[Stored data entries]
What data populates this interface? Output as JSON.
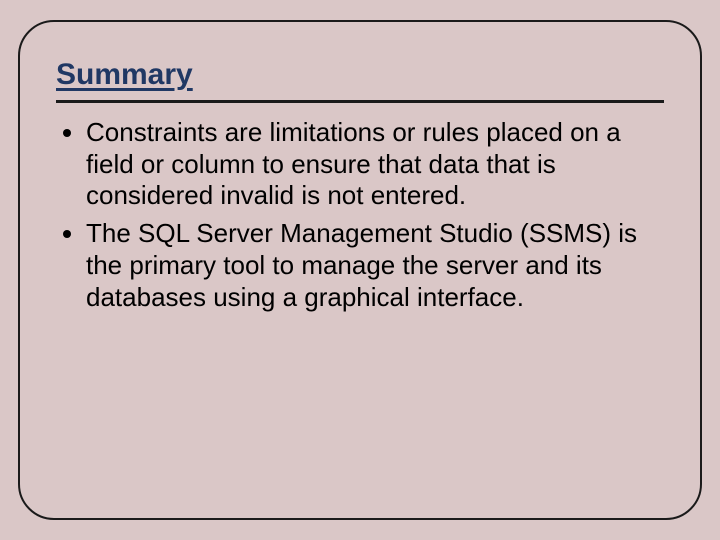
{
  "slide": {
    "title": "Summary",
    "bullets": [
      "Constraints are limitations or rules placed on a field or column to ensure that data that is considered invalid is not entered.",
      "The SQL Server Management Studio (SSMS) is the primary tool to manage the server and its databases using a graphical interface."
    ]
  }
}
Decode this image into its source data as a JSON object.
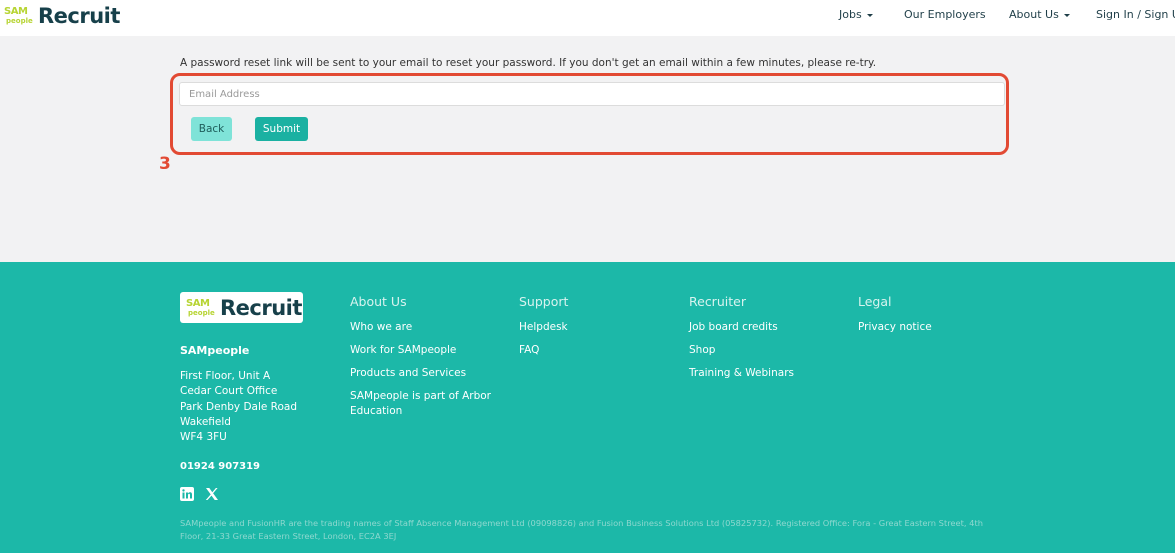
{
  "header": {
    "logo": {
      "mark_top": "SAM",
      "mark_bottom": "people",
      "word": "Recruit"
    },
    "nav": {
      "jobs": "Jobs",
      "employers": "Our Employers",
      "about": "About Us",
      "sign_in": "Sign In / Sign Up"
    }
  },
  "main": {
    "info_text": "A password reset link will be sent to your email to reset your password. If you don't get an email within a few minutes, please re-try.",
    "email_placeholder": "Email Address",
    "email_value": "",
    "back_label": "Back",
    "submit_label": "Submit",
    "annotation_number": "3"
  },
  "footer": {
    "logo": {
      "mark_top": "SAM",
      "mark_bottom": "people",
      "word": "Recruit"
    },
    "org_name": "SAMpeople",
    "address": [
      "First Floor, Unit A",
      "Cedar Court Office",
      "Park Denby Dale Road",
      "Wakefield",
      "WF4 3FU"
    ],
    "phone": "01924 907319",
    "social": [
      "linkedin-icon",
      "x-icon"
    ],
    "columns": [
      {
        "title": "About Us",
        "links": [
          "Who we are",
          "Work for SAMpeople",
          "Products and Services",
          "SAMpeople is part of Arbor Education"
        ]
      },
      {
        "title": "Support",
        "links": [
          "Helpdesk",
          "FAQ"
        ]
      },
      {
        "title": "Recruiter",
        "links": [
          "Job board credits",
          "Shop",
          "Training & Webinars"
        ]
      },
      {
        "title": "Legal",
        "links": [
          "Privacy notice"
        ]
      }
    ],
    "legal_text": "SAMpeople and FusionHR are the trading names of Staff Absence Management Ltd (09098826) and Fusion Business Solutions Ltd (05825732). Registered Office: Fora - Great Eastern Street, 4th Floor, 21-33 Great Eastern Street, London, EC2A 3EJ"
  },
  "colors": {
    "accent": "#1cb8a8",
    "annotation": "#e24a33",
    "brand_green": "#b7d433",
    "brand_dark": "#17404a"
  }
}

--

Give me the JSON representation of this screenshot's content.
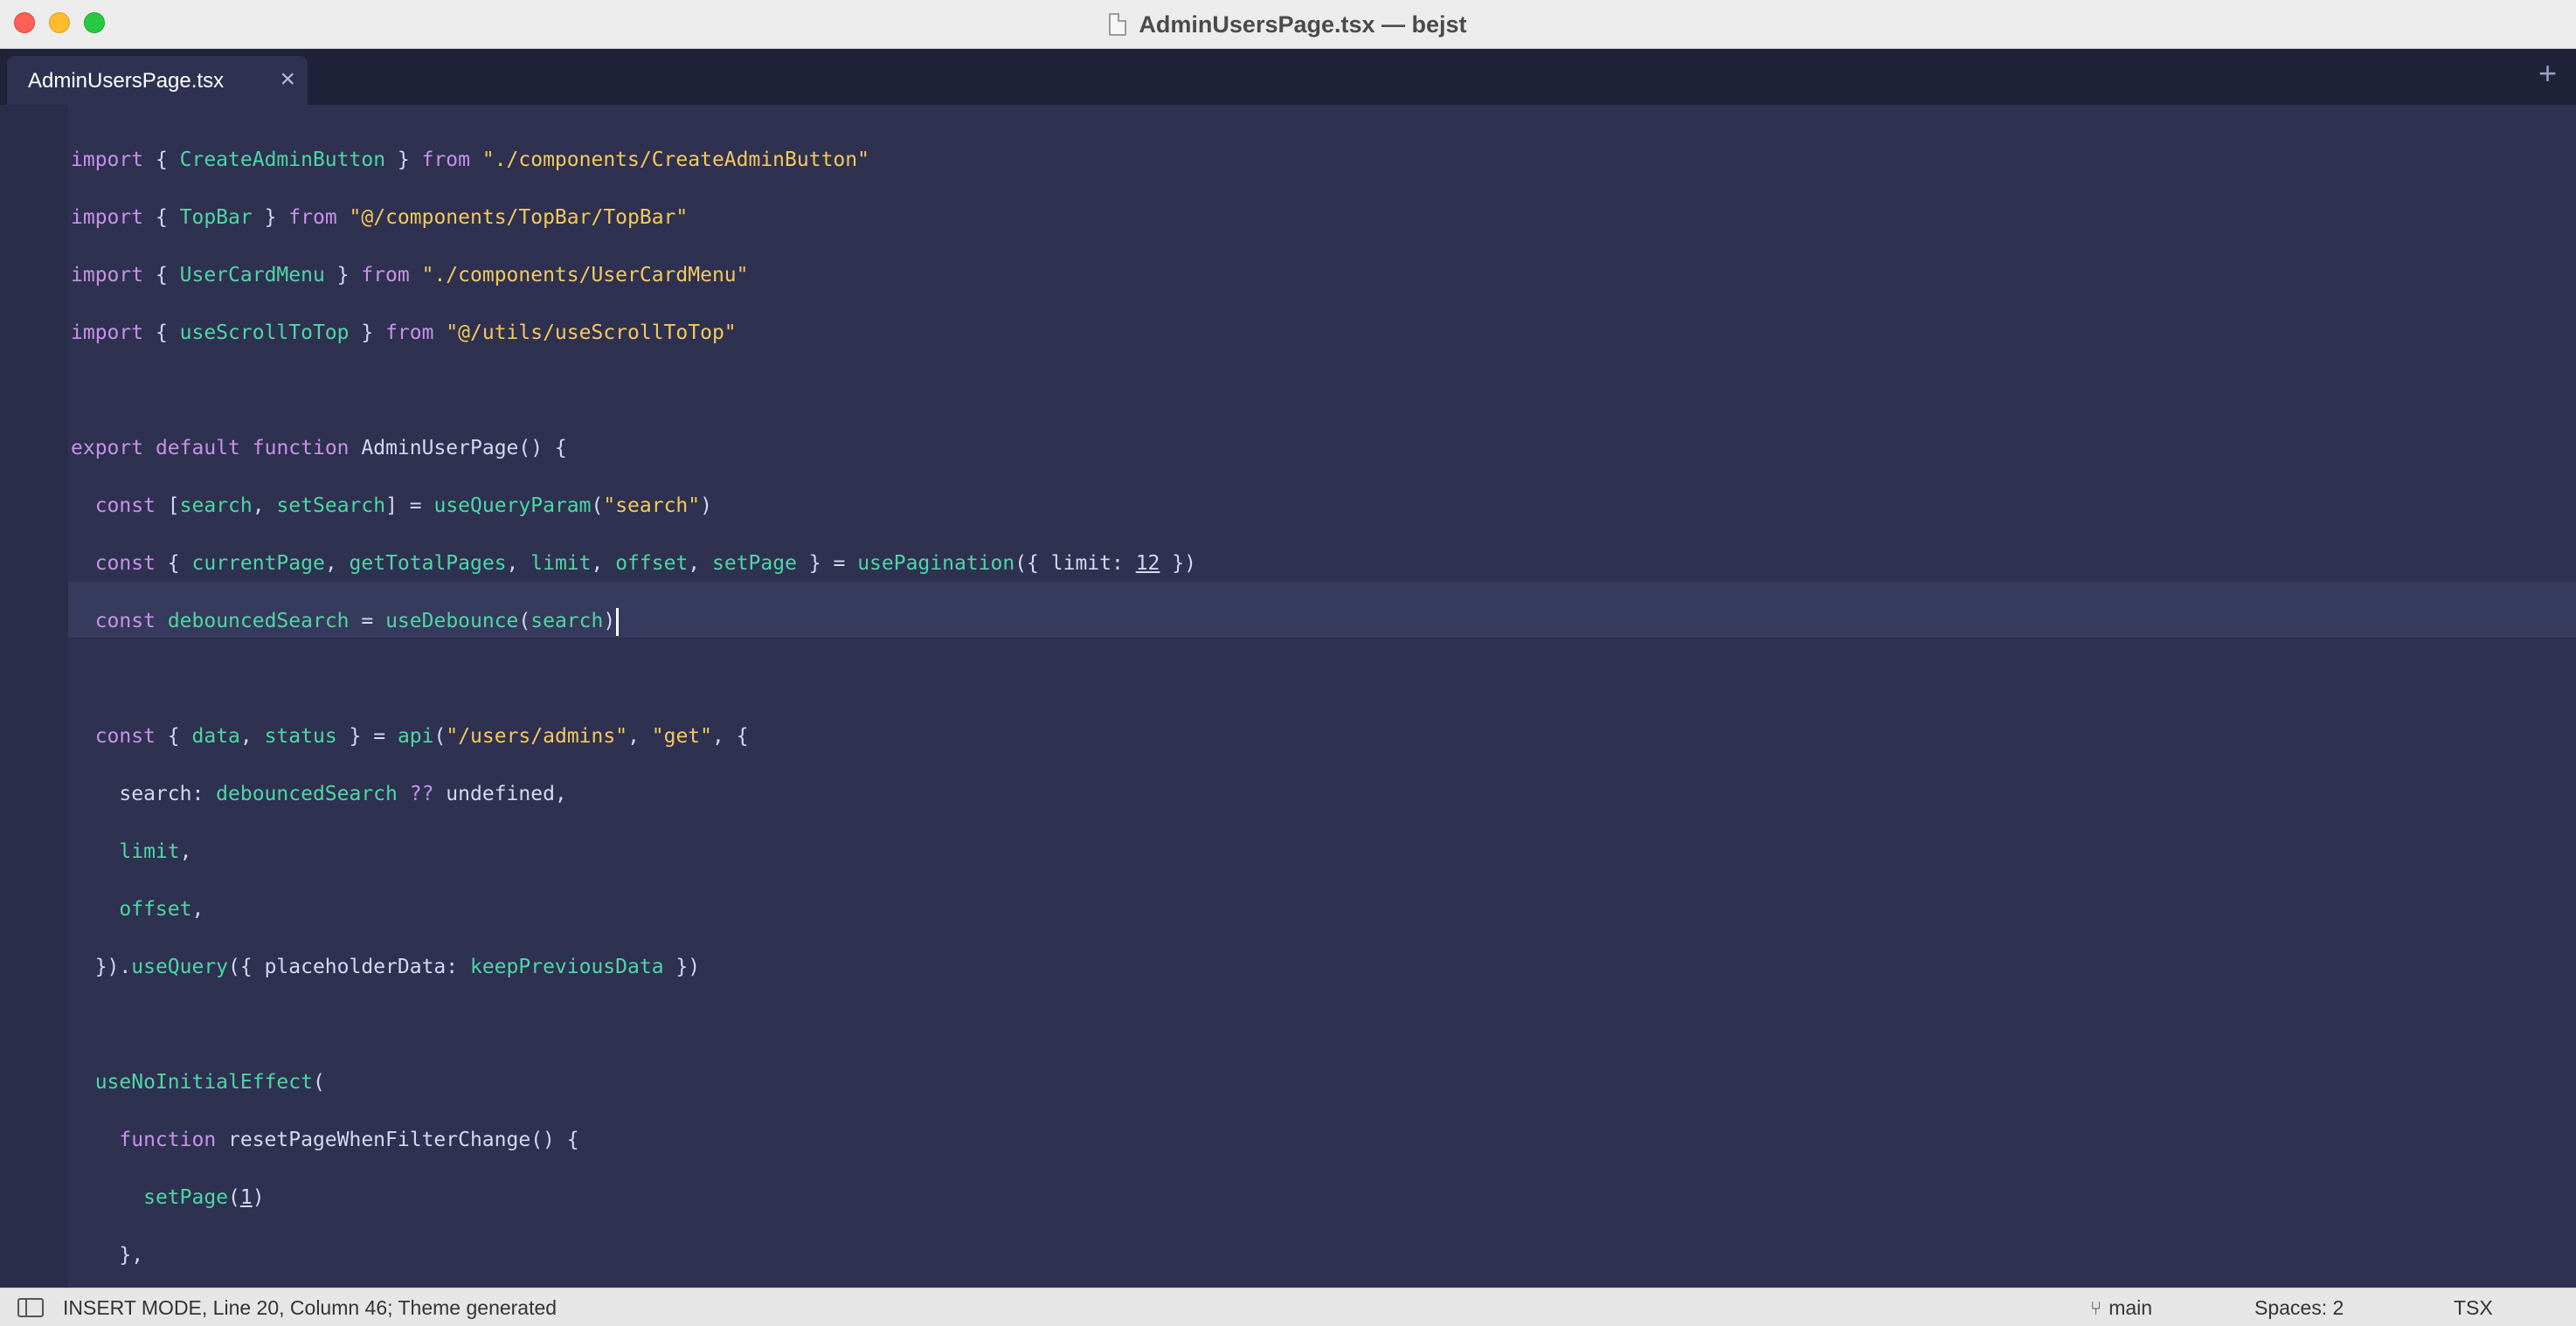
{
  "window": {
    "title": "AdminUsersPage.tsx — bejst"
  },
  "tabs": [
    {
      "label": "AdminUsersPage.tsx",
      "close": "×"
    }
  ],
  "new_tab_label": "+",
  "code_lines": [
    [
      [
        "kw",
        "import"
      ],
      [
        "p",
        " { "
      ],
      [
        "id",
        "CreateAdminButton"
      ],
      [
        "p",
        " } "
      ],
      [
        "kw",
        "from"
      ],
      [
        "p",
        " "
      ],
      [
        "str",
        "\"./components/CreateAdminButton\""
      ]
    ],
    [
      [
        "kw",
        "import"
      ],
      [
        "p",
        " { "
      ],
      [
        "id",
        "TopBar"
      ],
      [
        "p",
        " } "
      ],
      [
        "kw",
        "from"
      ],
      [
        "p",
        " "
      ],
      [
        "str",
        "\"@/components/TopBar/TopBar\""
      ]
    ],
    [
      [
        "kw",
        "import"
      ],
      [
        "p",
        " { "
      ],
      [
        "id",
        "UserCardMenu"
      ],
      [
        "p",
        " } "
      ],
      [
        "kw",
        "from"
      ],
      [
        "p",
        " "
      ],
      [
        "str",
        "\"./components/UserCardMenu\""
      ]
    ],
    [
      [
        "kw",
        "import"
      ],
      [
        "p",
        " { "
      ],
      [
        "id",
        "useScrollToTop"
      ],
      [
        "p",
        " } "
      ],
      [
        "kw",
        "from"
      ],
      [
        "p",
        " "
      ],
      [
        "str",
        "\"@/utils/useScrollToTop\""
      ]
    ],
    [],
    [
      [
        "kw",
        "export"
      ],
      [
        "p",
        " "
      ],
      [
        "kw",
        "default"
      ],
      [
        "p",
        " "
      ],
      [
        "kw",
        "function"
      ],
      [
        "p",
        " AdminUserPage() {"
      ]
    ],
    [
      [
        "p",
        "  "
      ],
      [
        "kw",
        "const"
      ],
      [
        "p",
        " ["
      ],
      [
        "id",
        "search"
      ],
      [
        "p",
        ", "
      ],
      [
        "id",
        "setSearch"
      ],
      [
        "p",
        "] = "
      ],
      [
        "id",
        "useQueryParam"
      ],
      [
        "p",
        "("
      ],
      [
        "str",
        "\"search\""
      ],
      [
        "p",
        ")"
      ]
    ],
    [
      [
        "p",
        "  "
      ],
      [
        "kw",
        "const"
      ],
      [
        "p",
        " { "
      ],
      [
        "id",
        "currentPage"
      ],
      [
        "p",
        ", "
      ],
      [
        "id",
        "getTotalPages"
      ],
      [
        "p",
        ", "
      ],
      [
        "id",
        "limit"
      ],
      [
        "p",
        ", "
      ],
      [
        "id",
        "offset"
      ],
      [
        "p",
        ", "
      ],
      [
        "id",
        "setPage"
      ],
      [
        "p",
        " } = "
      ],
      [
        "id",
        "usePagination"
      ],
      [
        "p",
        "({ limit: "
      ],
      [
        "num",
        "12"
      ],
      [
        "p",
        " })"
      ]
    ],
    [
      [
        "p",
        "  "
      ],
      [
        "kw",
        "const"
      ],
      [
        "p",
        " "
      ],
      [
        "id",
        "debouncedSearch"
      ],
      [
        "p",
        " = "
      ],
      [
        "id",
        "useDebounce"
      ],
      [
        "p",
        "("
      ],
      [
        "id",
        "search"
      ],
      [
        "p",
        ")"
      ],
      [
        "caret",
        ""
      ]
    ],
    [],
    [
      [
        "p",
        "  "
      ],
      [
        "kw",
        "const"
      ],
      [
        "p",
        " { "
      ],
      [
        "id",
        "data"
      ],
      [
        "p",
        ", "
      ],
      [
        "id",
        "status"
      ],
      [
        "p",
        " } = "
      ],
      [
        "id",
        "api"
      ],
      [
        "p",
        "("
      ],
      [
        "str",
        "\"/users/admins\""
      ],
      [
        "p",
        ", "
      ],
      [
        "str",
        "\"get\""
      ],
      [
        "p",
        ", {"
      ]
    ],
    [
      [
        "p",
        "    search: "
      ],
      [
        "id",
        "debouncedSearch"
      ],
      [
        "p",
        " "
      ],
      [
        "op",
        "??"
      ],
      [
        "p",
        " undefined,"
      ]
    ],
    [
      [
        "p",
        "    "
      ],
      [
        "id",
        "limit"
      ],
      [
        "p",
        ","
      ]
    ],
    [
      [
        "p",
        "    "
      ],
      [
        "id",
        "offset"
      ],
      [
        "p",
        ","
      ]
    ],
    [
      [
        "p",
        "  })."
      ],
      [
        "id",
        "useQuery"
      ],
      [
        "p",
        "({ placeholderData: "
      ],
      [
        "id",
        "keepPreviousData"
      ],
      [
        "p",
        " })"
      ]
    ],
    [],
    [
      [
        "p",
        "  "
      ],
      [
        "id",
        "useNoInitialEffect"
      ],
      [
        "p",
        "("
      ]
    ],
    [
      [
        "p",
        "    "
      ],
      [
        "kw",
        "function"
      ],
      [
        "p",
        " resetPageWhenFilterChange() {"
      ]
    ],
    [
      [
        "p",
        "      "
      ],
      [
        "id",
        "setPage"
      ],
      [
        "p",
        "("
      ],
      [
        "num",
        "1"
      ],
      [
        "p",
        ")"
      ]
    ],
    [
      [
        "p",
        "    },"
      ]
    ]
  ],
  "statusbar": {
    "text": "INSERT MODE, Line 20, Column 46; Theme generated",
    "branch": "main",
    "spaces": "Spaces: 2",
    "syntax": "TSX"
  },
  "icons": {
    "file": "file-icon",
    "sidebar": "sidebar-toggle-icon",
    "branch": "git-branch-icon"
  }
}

▶ [PROBLEM]: Gather up the lines that contain the word "Office".

▶ [TASK SOLUTION]:
      "Cedar Court Office",
    "legal_text": "SAMpeople and FusionHR are the trading names of Staff Absence Management Ltd (09098826) and Fusion Business Solutions Ltd (05825732). Registered Office: Fora - Great Eastern Street, 4th Floor, 21-33 Great Eastern Street, London, EC2A 3EJ"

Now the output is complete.